AVAILABLE DATA ::
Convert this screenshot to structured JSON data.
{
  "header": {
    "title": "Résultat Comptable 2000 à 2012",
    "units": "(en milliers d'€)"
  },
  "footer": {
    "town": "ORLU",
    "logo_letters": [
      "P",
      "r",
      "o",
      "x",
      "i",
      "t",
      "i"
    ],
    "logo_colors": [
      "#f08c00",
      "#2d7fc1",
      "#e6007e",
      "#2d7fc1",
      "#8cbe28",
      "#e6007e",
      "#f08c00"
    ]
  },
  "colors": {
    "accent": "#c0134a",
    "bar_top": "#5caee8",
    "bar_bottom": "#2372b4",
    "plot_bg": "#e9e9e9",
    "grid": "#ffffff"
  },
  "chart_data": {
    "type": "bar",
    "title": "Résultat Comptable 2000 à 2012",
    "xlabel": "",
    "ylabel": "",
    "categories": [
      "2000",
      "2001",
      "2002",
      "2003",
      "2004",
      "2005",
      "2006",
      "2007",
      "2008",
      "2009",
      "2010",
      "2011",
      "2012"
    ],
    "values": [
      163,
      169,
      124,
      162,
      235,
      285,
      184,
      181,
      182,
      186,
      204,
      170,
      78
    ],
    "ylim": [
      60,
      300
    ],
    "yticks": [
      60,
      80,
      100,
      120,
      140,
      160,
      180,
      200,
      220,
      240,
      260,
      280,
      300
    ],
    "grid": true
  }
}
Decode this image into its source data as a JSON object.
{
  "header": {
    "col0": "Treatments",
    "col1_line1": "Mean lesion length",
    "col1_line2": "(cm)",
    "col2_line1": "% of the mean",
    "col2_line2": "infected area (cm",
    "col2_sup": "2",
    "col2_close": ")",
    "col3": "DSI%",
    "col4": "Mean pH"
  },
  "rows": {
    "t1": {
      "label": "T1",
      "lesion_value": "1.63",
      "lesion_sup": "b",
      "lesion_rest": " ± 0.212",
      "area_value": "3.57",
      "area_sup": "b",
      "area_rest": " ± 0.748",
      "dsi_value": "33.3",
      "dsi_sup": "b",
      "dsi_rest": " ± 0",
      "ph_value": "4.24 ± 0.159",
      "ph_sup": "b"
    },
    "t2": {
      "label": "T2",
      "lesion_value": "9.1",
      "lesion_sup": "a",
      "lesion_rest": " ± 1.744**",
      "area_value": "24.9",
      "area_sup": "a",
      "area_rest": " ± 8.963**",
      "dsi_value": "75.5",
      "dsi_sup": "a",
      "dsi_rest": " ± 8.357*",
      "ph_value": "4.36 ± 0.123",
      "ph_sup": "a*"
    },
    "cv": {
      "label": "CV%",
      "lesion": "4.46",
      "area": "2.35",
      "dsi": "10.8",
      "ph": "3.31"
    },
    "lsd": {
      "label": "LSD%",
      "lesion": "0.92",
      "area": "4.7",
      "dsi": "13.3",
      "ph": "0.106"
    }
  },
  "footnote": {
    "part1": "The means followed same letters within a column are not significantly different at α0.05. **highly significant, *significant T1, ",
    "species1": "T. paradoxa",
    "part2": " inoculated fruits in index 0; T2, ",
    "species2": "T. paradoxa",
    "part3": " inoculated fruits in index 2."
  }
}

GIVEN EXERCISE ::
Starting from the line containing "Decode this image" and ending with the final line of the data, reproduce each line exactly as it appears, including no other lines.

RESULT OF THE EXERCISE ::
Decode this image into its source data as a JSON object.
{
  "header": {
    "col0": "Treatments",
    "col1_line1": "Mean lesion length",
    "col1_line2": "(cm)",
    "col2_line1": "% of the mean",
    "col2_line2": "infected area (cm",
    "col2_sup": "2",
    "col2_close": ")",
    "col3": "DSI%",
    "col4": "Mean pH"
  },
  "rows": {
    "t1": {
      "label": "T1",
      "lesion_value": "1.63",
      "lesion_sup": "b",
      "lesion_rest": " ± 0.212",
      "area_value": "3.57",
      "area_sup": "b",
      "area_rest": " ± 0.748",
      "dsi_value": "33.3",
      "dsi_sup": "b",
      "dsi_rest": " ± 0",
      "ph_value": "4.24 ± 0.159",
      "ph_sup": "b"
    },
    "t2": {
      "label": "T2",
      "lesion_value": "9.1",
      "lesion_sup": "a",
      "lesion_rest": " ± 1.744**",
      "area_value": "24.9",
      "area_sup": "a",
      "area_rest": " ± 8.963**",
      "dsi_value": "75.5",
      "dsi_sup": "a",
      "dsi_rest": " ± 8.357*",
      "ph_value": "4.36 ± 0.123",
      "ph_sup": "a*"
    },
    "cv": {
      "label": "CV%",
      "lesion": "4.46",
      "area": "2.35",
      "dsi": "10.8",
      "ph": "3.31"
    },
    "lsd": {
      "label": "LSD%",
      "lesion": "0.92",
      "area": "4.7",
      "dsi": "13.3",
      "ph": "0.106"
    }
  },
  "footnote": {
    "part1": "The means followed same letters within a column are not significantly different at α0.05. **highly significant, *significant T1, ",
    "species1": "T. paradoxa",
    "part2": " inoculated fruits in index 0; T2, ",
    "species2": "T. paradoxa",
    "part3": " inoculated fruits in index 2."
  }
}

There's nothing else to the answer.